---- Data extracts

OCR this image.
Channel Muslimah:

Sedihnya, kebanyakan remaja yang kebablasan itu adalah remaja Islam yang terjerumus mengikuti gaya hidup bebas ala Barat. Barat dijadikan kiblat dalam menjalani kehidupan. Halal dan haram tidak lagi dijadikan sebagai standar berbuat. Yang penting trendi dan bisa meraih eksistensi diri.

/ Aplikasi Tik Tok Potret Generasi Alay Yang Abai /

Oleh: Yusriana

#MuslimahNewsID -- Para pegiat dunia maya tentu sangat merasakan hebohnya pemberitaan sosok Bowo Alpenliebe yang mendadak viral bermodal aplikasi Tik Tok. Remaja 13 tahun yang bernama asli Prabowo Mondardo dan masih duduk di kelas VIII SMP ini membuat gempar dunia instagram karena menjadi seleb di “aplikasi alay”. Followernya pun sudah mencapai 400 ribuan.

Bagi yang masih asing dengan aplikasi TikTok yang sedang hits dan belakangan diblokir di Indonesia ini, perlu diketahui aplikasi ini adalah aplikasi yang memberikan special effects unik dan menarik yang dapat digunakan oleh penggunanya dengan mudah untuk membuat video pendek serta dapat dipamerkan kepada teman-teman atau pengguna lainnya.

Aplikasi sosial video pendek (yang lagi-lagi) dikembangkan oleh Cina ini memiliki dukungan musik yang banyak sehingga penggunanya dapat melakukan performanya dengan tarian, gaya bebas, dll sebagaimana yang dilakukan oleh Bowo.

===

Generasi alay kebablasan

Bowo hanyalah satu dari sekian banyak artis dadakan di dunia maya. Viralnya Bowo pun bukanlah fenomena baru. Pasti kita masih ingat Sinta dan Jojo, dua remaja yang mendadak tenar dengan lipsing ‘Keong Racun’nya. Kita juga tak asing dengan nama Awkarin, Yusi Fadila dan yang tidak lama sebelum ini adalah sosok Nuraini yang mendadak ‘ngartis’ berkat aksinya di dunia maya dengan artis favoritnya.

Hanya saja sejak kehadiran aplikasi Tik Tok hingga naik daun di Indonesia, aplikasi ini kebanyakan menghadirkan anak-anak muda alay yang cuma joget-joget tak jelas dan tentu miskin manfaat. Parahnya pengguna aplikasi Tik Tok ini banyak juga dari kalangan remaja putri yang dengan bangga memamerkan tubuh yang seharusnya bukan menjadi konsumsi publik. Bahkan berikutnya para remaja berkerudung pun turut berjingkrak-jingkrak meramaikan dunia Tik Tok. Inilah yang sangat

--------

Aim of the task = Please transcribe the entries above exactly as written.

Output of the exercise =
OCR this image.
Channel Muslimah:

Sedihnya, kebanyakan remaja yang kebablasan itu adalah remaja Islam yang terjerumus mengikuti gaya hidup bebas ala Barat. Barat dijadikan kiblat dalam menjalani kehidupan. Halal dan haram tidak lagi dijadikan sebagai standar berbuat. Yang penting trendi dan bisa meraih eksistensi diri.

/ Aplikasi Tik Tok Potret Generasi Alay Yang Abai /

Oleh: Yusriana

#MuslimahNewsID -- Para pegiat dunia maya tentu sangat merasakan hebohnya pemberitaan sosok Bowo Alpenliebe yang mendadak viral bermodal aplikasi Tik Tok. Remaja 13 tahun yang bernama asli Prabowo Mondardo dan masih duduk di kelas VIII SMP ini membuat gempar dunia instagram karena menjadi seleb di “aplikasi alay”. Followernya pun sudah mencapai 400 ribuan.

Bagi yang masih asing dengan aplikasi TikTok yang sedang hits dan belakangan diblokir di Indonesia ini, perlu diketahui aplikasi ini adalah aplikasi yang memberikan special effects unik dan menarik yang dapat digunakan oleh penggunanya dengan mudah untuk membuat video pendek serta dapat dipamerkan kepada teman-teman atau pengguna lainnya.

Aplikasi sosial video pendek (yang lagi-lagi) dikembangkan oleh Cina ini memiliki dukungan musik yang banyak sehingga penggunanya dapat melakukan performanya dengan tarian, gaya bebas, dll sebagaimana yang dilakukan oleh Bowo.

===

Generasi alay kebablasan

Bowo hanyalah satu dari sekian banyak artis dadakan di dunia maya. Viralnya Bowo pun bukanlah fenomena baru. Pasti kita masih ingat Sinta dan Jojo, dua remaja yang mendadak tenar dengan lipsing ‘Keong Racun’nya. Kita juga tak asing dengan nama Awkarin, Yusi Fadila dan yang tidak lama sebelum ini adalah sosok Nuraini yang mendadak ‘ngartis’ berkat aksinya di dunia maya dengan artis favoritnya.

Hanya saja sejak kehadiran aplikasi Tik Tok hingga naik daun di Indonesia, aplikasi ini kebanyakan menghadirkan anak-anak muda alay yang cuma joget-joget tak jelas dan tentu miskin manfaat. Parahnya pengguna aplikasi Tik Tok ini banyak juga dari kalangan remaja putri yang dengan bangga memamerkan tubuh yang seharusnya bukan menjadi konsumsi publik. Bahkan berikutnya para remaja berkerudung pun turut berjingkrak-jingkrak meramaikan dunia Tik Tok. Inilah yang sangat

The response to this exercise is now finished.